To do →
Take all the material and copy it exactly.

▬▬▬▬▬▬▬▬▬▬

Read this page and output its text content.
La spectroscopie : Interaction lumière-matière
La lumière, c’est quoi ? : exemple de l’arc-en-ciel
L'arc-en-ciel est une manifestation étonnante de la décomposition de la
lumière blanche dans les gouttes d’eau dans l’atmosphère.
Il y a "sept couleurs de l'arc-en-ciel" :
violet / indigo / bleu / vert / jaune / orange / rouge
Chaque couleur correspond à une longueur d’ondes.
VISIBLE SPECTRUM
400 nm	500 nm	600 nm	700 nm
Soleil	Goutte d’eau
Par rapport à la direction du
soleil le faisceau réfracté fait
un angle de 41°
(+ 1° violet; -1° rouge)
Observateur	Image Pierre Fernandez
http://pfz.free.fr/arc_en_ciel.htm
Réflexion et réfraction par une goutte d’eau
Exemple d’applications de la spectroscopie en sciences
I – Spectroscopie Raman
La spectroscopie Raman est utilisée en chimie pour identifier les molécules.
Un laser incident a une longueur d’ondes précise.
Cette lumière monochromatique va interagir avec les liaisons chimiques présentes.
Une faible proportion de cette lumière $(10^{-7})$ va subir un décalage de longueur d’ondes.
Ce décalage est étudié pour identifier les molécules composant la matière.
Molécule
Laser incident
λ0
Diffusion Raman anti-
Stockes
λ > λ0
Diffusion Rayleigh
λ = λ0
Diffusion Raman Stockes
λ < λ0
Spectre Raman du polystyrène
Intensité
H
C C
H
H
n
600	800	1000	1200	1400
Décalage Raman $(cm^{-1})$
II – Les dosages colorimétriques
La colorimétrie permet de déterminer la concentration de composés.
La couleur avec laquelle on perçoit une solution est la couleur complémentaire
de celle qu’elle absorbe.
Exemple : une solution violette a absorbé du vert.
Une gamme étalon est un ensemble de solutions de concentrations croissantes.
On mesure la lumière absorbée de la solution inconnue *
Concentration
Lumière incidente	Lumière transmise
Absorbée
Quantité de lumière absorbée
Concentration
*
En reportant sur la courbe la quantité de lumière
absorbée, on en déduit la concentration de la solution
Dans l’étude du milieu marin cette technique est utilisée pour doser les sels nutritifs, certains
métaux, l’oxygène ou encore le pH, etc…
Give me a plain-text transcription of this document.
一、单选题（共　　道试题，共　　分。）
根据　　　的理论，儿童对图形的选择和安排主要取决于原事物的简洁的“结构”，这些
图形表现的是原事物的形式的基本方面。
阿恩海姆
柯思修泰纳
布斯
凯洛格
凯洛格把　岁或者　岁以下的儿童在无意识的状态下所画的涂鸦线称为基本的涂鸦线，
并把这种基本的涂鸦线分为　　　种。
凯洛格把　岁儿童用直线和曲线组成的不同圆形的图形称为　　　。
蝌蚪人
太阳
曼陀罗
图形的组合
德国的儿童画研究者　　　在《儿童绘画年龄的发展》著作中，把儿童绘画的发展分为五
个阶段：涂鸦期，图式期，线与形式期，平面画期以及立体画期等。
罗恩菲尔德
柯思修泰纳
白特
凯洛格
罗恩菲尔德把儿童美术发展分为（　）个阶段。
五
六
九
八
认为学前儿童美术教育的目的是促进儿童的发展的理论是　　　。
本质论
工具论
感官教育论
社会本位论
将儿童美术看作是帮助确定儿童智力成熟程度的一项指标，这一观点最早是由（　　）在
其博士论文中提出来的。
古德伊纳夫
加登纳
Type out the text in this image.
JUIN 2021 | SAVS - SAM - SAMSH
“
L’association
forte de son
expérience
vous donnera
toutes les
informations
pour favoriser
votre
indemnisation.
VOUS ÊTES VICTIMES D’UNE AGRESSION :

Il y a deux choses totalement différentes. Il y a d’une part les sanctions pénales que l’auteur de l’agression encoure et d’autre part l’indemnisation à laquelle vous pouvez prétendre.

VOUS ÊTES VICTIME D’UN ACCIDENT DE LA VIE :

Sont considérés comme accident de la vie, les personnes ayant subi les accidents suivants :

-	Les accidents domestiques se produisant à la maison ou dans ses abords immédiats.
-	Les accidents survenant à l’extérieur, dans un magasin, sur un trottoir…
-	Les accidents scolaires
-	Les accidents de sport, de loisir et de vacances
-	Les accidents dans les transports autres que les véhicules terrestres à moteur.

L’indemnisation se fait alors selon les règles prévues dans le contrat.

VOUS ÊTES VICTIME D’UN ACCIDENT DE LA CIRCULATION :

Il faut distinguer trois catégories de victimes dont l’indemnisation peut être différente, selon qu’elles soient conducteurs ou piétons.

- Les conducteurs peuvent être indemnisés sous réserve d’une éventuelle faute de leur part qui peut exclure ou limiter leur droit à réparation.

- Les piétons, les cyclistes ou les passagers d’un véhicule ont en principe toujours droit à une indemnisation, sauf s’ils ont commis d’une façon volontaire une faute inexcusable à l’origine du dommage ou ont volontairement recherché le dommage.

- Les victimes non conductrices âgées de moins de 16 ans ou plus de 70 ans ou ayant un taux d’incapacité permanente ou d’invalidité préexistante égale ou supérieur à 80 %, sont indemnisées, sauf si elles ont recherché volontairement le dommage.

▬▬▬▬▬▬▬▬▬▬

Final answer →
Read this page and output its text content.
La spectroscopie : Interaction lumière-matière
La lumière, c’est quoi ? : exemple de l’arc-en-ciel
L'arc-en-ciel est une manifestation étonnante de la décomposition de la
lumière blanche dans les gouttes d’eau dans l’atmosphère.
Il y a "sept couleurs de l'arc-en-ciel" :
violet / indigo / bleu / vert / jaune / orange / rouge
Chaque couleur correspond à une longueur d’ondes.
VISIBLE SPECTRUM
400 nm	500 nm	600 nm	700 nm
Soleil	Goutte d’eau
Par rapport à la direction du
soleil le faisceau réfracté fait
un angle de 41°
(+ 1° violet; -1° rouge)
Observateur	Image Pierre Fernandez
http://pfz.free.fr/arc_en_ciel.htm
Réflexion et réfraction par une goutte d’eau
Exemple d’applications de la spectroscopie en sciences
I – Spectroscopie Raman
La spectroscopie Raman est utilisée en chimie pour identifier les molécules.
Un laser incident a une longueur d’ondes précise.
Cette lumière monochromatique va interagir avec les liaisons chimiques présentes.
Une faible proportion de cette lumière $(10^{-7})$ va subir un décalage de longueur d’ondes.
Ce décalage est étudié pour identifier les molécules composant la matière.
Molécule
Laser incident
λ0
Diffusion Raman anti-
Stockes
λ > λ0
Diffusion Rayleigh
λ = λ0
Diffusion Raman Stockes
λ < λ0
Spectre Raman du polystyrène
Intensité
H
C C
H
H
n
600	800	1000	1200	1400
Décalage Raman $(cm^{-1})$
II – Les dosages colorimétriques
La colorimétrie permet de déterminer la concentration de composés.
La couleur avec laquelle on perçoit une solution est la couleur complémentaire
de celle qu’elle absorbe.
Exemple : une solution violette a absorbé du vert.
Une gamme étalon est un ensemble de solutions de concentrations croissantes.
On mesure la lumière absorbée de la solution inconnue *
Concentration
Lumière incidente	Lumière transmise
Absorbée
Quantité de lumière absorbée
Concentration
*
En reportant sur la courbe la quantité de lumière
absorbée, on en déduit la concentration de la solution
Dans l’étude du milieu marin cette technique est utilisée pour doser les sels nutritifs, certains
métaux, l’oxygène ou encore le pH, etc…
Give me a plain-text transcription of this document.
一、单选题（共　　道试题，共　　分。）
根据　　　的理论，儿童对图形的选择和安排主要取决于原事物的简洁的“结构”，这些
图形表现的是原事物的形式的基本方面。
阿恩海姆
柯思修泰纳
布斯
凯洛格
凯洛格把　岁或者　岁以下的儿童在无意识的状态下所画的涂鸦线称为基本的涂鸦线，
并把这种基本的涂鸦线分为　　　种。
凯洛格把　岁儿童用直线和曲线组成的不同圆形的图形称为　　　。
蝌蚪人
太阳
曼陀罗
图形的组合
德国的儿童画研究者　　　在《儿童绘画年龄的发展》著作中，把儿童绘画的发展分为五
个阶段：涂鸦期，图式期，线与形式期，平面画期以及立体画期等。
罗恩菲尔德
柯思修泰纳
白特
凯洛格
罗恩菲尔德把儿童美术发展分为（　）个阶段。
五
六
九
八
认为学前儿童美术教育的目的是促进儿童的发展的理论是　　　。
本质论
工具论
感官教育论
社会本位论
将儿童美术看作是帮助确定儿童智力成熟程度的一项指标，这一观点最早是由（　　）在
其博士论文中提出来的。
古德伊纳夫
加登纳
Type out the text in this image.
JUIN 2021 | SAVS - SAM - SAMSH
“
L’association
forte de son
expérience
vous donnera
toutes les
informations
pour favoriser
votre
indemnisation.
VOUS ÊTES VICTIMES D’UNE AGRESSION :

Il y a deux choses totalement différentes. Il y a d’une part les sanctions pénales que l’auteur de l’agression encoure et d’autre part l’indemnisation à laquelle vous pouvez prétendre.

VOUS ÊTES VICTIME D’UN ACCIDENT DE LA VIE :

Sont considérés comme accident de la vie, les personnes ayant subi les accidents suivants :

-	Les accidents domestiques se produisant à la maison ou dans ses abords immédiats.
-	Les accidents survenant à l’extérieur, dans un magasin, sur un trottoir…
-	Les accidents scolaires
-	Les accidents de sport, de loisir et de vacances
-	Les accidents dans les transports autres que les véhicules terrestres à moteur.

L’indemnisation se fait alors selon les règles prévues dans le contrat.

VOUS ÊTES VICTIME D’UN ACCIDENT DE LA CIRCULATION :

Il faut distinguer trois catégories de victimes dont l’indemnisation peut être différente, selon qu’elles soient conducteurs ou piétons.

- Les conducteurs peuvent être indemnisés sous réserve d’une éventuelle faute de leur part qui peut exclure ou limiter leur droit à réparation.

- Les piétons, les cyclistes ou les passagers d’un véhicule ont en principe toujours droit à une indemnisation, sauf s’ils ont commis d’une façon volontaire une faute inexcusable à l’origine du dommage ou ont volontairement recherché le dommage.

- Les victimes non conductrices âgées de moins de 16 ans ou plus de 70 ans ou ayant un taux d’incapacité permanente ou d’invalidité préexistante égale ou supérieur à 80 %, sont indemnisées, sauf si elles ont recherché volontairement le dommage.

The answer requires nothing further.